= INSTRUCTION =
Give all of the lines again exactly as they read.

= RECORDS FOR THE TASK =

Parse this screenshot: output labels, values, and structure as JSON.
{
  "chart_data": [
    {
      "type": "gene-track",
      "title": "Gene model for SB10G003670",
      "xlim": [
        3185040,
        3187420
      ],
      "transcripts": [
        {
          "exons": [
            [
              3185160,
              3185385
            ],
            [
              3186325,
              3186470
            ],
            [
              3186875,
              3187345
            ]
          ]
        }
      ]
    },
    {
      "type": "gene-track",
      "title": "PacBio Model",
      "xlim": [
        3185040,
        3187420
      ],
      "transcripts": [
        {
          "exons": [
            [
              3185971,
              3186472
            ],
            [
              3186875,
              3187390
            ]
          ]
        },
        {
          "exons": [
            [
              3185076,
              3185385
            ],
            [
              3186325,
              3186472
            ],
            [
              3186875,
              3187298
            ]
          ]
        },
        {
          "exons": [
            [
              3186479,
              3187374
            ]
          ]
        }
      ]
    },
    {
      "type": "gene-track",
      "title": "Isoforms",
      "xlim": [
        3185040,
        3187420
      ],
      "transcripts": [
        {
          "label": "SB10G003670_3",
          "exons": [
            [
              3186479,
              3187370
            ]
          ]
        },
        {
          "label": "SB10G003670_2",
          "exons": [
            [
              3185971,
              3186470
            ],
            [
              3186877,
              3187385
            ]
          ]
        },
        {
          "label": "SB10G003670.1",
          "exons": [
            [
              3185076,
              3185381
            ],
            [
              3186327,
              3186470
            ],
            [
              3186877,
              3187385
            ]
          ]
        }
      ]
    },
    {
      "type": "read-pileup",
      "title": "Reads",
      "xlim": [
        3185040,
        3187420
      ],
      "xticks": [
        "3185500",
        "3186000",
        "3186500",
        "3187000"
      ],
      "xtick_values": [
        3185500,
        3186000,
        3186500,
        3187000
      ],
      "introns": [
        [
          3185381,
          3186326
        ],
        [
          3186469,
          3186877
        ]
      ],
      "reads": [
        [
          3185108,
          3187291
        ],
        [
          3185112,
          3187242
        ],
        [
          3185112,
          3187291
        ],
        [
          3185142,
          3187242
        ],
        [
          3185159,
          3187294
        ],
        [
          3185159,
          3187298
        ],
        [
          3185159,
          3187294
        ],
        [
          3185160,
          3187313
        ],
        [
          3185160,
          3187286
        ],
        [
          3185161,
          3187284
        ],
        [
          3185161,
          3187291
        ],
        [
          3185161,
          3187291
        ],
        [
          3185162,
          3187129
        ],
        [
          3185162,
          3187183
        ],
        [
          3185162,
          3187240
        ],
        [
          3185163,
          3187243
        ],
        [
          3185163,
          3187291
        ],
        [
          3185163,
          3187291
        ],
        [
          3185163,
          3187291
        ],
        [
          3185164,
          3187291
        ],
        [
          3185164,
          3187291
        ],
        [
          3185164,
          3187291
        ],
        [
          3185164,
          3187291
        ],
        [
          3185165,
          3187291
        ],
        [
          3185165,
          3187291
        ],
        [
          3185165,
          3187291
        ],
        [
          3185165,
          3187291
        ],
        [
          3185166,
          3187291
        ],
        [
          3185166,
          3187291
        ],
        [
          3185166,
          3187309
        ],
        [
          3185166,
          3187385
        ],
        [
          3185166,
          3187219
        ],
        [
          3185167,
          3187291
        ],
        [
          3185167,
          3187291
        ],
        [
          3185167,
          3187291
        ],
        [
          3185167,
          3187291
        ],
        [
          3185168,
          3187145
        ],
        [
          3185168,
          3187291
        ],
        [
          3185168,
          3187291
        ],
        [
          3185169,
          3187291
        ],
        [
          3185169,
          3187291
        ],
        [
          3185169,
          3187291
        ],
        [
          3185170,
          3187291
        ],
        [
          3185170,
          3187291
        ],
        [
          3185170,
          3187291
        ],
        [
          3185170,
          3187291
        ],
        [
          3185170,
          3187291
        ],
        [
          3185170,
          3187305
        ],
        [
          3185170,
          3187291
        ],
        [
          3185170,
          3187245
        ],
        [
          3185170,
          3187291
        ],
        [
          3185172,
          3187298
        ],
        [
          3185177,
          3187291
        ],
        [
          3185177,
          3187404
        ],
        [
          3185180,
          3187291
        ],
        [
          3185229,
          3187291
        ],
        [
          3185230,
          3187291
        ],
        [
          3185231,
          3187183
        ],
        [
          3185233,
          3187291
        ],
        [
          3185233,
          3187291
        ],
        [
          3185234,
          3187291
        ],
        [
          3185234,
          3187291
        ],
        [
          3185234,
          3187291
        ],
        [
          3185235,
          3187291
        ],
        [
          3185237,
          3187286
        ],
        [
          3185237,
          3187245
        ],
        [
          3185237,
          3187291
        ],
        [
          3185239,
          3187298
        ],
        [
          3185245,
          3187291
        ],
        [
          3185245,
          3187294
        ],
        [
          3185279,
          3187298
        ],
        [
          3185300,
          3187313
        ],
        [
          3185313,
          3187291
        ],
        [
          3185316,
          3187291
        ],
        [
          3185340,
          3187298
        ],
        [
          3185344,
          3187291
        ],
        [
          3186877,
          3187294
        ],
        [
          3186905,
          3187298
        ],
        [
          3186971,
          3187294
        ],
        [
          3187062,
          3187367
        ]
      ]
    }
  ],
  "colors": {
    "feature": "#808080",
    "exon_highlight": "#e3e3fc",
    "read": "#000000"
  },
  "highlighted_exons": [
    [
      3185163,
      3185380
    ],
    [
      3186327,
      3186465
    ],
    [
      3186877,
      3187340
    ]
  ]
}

= RESPONSE FOR THIS EXERCISE =
Parse this screenshot: output labels, values, and structure as JSON.
{
  "chart_data": [
    {
      "type": "gene-track",
      "title": "Gene model for SB10G003670",
      "xlim": [
        3185040,
        3187420
      ],
      "transcripts": [
        {
          "exons": [
            [
              3185160,
              3185385
            ],
            [
              3186325,
              3186470
            ],
            [
              3186875,
              3187345
            ]
          ]
        }
      ]
    },
    {
      "type": "gene-track",
      "title": "PacBio Model",
      "xlim": [
        3185040,
        3187420
      ],
      "transcripts": [
        {
          "exons": [
            [
              3185971,
              3186472
            ],
            [
              3186875,
              3187390
            ]
          ]
        },
        {
          "exons": [
            [
              3185076,
              3185385
            ],
            [
              3186325,
              3186472
            ],
            [
              3186875,
              3187298
            ]
          ]
        },
        {
          "exons": [
            [
              3186479,
              3187374
            ]
          ]
        }
      ]
    },
    {
      "type": "gene-track",
      "title": "Isoforms",
      "xlim": [
        3185040,
        3187420
      ],
      "transcripts": [
        {
          "label": "SB10G003670_3",
          "exons": [
            [
              3186479,
              3187370
            ]
          ]
        },
        {
          "label": "SB10G003670_2",
          "exons": [
            [
              3185971,
              3186470
            ],
            [
              3186877,
              3187385
            ]
          ]
        },
        {
          "label": "SB10G003670.1",
          "exons": [
            [
              3185076,
              3185381
            ],
            [
              3186327,
              3186470
            ],
            [
              3186877,
              3187385
            ]
          ]
        }
      ]
    },
    {
      "type": "read-pileup",
      "title": "Reads",
      "xlim": [
        3185040,
        3187420
      ],
      "xticks": [
        "3185500",
        "3186000",
        "3186500",
        "3187000"
      ],
      "xtick_values": [
        3185500,
        3186000,
        3186500,
        3187000
      ],
      "introns": [
        [
          3185381,
          3186326
        ],
        [
          3186469,
          3186877
        ]
      ],
      "reads": [
        [
          3185108,
          3187291
        ],
        [
          3185112,
          3187242
        ],
        [
          3185112,
          3187291
        ],
        [
          3185142,
          3187242
        ],
        [
          3185159,
          3187294
        ],
        [
          3185159,
          3187298
        ],
        [
          3185159,
          3187294
        ],
        [
          3185160,
          3187313
        ],
        [
          3185160,
          3187286
        ],
        [
          3185161,
          3187284
        ],
        [
          3185161,
          3187291
        ],
        [
          3185161,
          3187291
        ],
        [
          3185162,
          3187129
        ],
        [
          3185162,
          3187183
        ],
        [
          3185162,
          3187240
        ],
        [
          3185163,
          3187243
        ],
        [
          3185163,
          3187291
        ],
        [
          3185163,
          3187291
        ],
        [
          3185163,
          3187291
        ],
        [
          3185164,
          3187291
        ],
        [
          3185164,
          3187291
        ],
        [
          3185164,
          3187291
        ],
        [
          3185164,
          3187291
        ],
        [
          3185165,
          3187291
        ],
        [
          3185165,
          3187291
        ],
        [
          3185165,
          3187291
        ],
        [
          3185165,
          3187291
        ],
        [
          3185166,
          3187291
        ],
        [
          3185166,
          3187291
        ],
        [
          3185166,
          3187309
        ],
        [
          3185166,
          3187385
        ],
        [
          3185166,
          3187219
        ],
        [
          3185167,
          3187291
        ],
        [
          3185167,
          3187291
        ],
        [
          3185167,
          3187291
        ],
        [
          3185167,
          3187291
        ],
        [
          3185168,
          3187145
        ],
        [
          3185168,
          3187291
        ],
        [
          3185168,
          3187291
        ],
        [
          3185169,
          3187291
        ],
        [
          3185169,
          3187291
        ],
        [
          3185169,
          3187291
        ],
        [
          3185170,
          3187291
        ],
        [
          3185170,
          3187291
        ],
        [
          3185170,
          3187291
        ],
        [
          3185170,
          3187291
        ],
        [
          3185170,
          3187291
        ],
        [
          3185170,
          3187305
        ],
        [
          3185170,
          3187291
        ],
        [
          3185170,
          3187245
        ],
        [
          3185170,
          3187291
        ],
        [
          3185172,
          3187298
        ],
        [
          3185177,
          3187291
        ],
        [
          3185177,
          3187404
        ],
        [
          3185180,
          3187291
        ],
        [
          3185229,
          3187291
        ],
        [
          3185230,
          3187291
        ],
        [
          3185231,
          3187183
        ],
        [
          3185233,
          3187291
        ],
        [
          3185233,
          3187291
        ],
        [
          3185234,
          3187291
        ],
        [
          3185234,
          3187291
        ],
        [
          3185234,
          3187291
        ],
        [
          3185235,
          3187291
        ],
        [
          3185237,
          3187286
        ],
        [
          3185237,
          3187245
        ],
        [
          3185237,
          3187291
        ],
        [
          3185239,
          3187298
        ],
        [
          3185245,
          3187291
        ],
        [
          3185245,
          3187294
        ],
        [
          3185279,
          3187298
        ],
        [
          3185300,
          3187313
        ],
        [
          3185313,
          3187291
        ],
        [
          3185316,
          3187291
        ],
        [
          3185340,
          3187298
        ],
        [
          3185344,
          3187291
        ],
        [
          3186877,
          3187294
        ],
        [
          3186905,
          3187298
        ],
        [
          3186971,
          3187294
        ],
        [
          3187062,
          3187367
        ]
      ]
    }
  ],
  "colors": {
    "feature": "#808080",
    "exon_highlight": "#e3e3fc",
    "read": "#000000"
  },
  "highlighted_exons": [
    [
      3185163,
      3185380
    ],
    [
      3186327,
      3186465
    ],
    [
      3186877,
      3187340
    ]
  ]
}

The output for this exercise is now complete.